■ RECORD EXCERPTS:
★ ★ ★ ★

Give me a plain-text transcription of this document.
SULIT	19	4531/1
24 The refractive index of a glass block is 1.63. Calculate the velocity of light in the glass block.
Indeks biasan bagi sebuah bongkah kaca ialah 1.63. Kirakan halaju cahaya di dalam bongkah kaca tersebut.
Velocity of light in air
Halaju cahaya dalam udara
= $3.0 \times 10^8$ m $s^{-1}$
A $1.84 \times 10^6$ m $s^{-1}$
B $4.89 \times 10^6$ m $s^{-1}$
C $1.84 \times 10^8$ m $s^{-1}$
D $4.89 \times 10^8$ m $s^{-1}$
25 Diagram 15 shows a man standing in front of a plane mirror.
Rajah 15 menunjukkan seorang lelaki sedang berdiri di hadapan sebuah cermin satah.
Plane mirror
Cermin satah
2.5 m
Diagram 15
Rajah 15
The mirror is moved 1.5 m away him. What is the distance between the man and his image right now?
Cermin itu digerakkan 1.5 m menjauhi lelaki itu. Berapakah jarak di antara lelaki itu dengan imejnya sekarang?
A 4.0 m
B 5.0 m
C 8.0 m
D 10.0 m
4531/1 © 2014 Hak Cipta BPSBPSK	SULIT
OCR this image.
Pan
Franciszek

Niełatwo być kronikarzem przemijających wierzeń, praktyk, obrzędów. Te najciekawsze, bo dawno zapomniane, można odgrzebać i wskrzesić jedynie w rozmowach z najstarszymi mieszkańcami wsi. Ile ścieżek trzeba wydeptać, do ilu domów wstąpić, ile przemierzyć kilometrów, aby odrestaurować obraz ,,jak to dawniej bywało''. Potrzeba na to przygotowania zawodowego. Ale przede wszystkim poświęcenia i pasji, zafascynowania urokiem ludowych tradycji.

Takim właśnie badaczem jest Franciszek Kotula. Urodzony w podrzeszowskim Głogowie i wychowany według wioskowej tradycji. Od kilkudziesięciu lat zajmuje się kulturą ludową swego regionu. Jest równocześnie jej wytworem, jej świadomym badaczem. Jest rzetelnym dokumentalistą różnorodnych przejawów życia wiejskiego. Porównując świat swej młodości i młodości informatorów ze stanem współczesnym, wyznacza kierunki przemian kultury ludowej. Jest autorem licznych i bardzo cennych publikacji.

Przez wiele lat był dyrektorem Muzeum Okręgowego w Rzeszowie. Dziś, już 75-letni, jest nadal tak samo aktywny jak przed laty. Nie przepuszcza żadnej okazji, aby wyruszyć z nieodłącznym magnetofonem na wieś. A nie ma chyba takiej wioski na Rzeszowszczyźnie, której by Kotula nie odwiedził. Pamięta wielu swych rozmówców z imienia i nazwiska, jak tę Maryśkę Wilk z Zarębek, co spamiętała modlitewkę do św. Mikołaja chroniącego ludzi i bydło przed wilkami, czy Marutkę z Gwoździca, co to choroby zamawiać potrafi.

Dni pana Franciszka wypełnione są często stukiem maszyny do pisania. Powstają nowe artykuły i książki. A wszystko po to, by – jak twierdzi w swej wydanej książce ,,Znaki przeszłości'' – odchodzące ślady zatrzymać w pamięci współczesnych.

★ ★ ★ ★

■ TASK OBJECTIVE: Return each line where "cahaya" shows up.

■ TASK SOLUTION:
Indeks biasan bagi sebuah bongkah kaca ialah 1.63. Kirakan halaju cahaya di dalam bongkah kaca tersebut.
Halaju cahaya dalam udara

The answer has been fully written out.